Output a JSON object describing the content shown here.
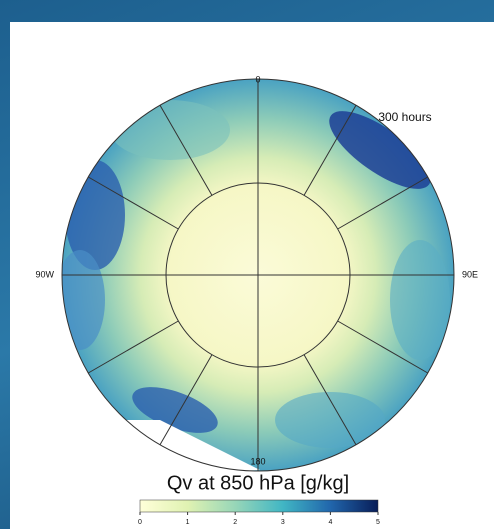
{
  "map": {
    "labels": {
      "top": "0",
      "right": "90E",
      "bottom": "180",
      "left": "90W"
    },
    "annotation": "300 hours",
    "title": "Qv at 850 hPa [g/kg]",
    "colorbar": {
      "lim": [
        0,
        5
      ],
      "ticks": [
        0,
        1,
        2,
        3,
        4,
        5
      ]
    }
  }
}
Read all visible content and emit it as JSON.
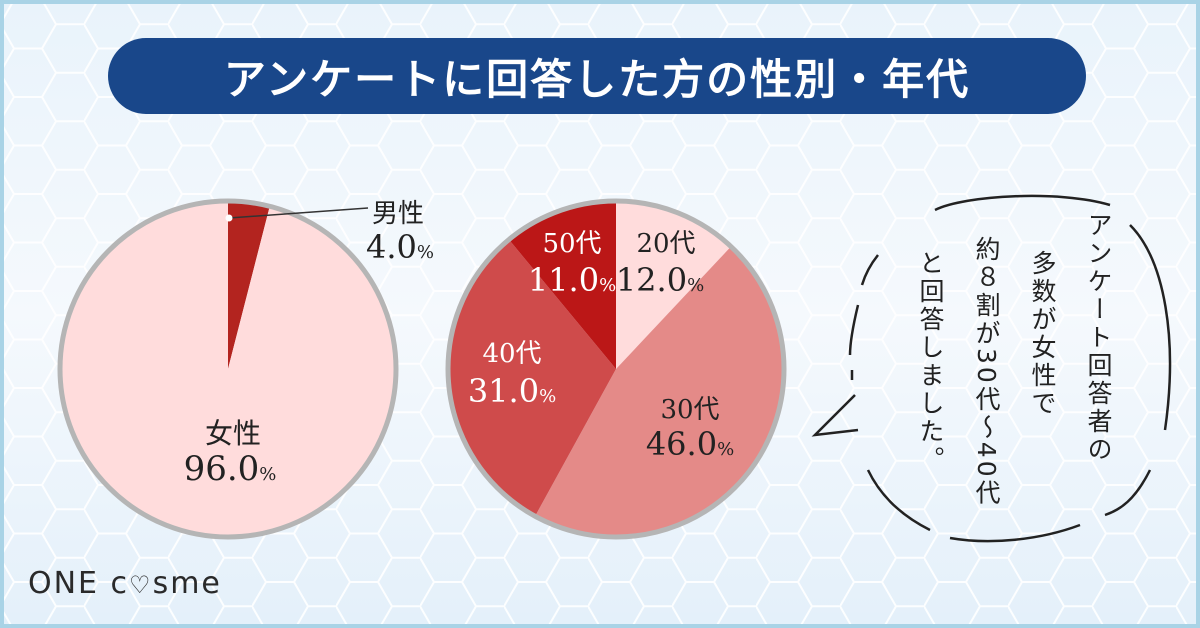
{
  "title": "アンケートに回答した方の性別・年代",
  "chart_data": [
    {
      "type": "pie",
      "slices": [
        {
          "label": "男性",
          "value": 4.0,
          "value_text": "4.0",
          "color": "#b3241f"
        },
        {
          "label": "女性",
          "value": 96.0,
          "value_text": "96.0",
          "color": "#ffdcdc"
        }
      ],
      "unit": "%"
    },
    {
      "type": "pie",
      "slices": [
        {
          "label": "20代",
          "value": 12.0,
          "value_text": "12.0",
          "color": "#ffdcdc"
        },
        {
          "label": "30代",
          "value": 46.0,
          "value_text": "46.0",
          "color": "#e48a88"
        },
        {
          "label": "40代",
          "value": 31.0,
          "value_text": "31.0",
          "color": "#cf4b4b"
        },
        {
          "label": "50代",
          "value": 11.0,
          "value_text": "11.0",
          "color": "#bb1717"
        }
      ],
      "unit": "%"
    }
  ],
  "speech_bubble": {
    "lines": [
      "アンケート回答者の",
      "多数が女性で",
      "約８割が30代～40代",
      "と回答しました。"
    ]
  },
  "logo": {
    "text_before": "ONE c",
    "text_after": "sme"
  },
  "colors": {
    "title_bg": "#19478a",
    "frame": "#a9d3e6"
  }
}
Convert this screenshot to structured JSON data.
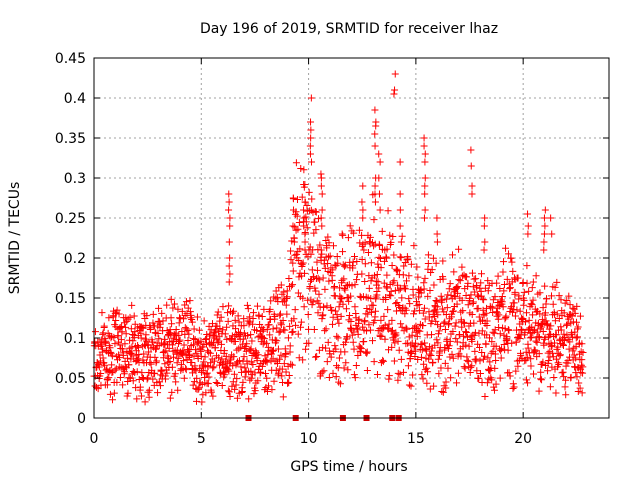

**WORK TO BE COMPLETED:** List all lines above in which the string "JSON" appears.

**PROBLEM SOLUTION:**
Output a JSON object describing the content shown here.
Read all visible content and emit it as JSON.
Convert this screenshot to structured JSON data.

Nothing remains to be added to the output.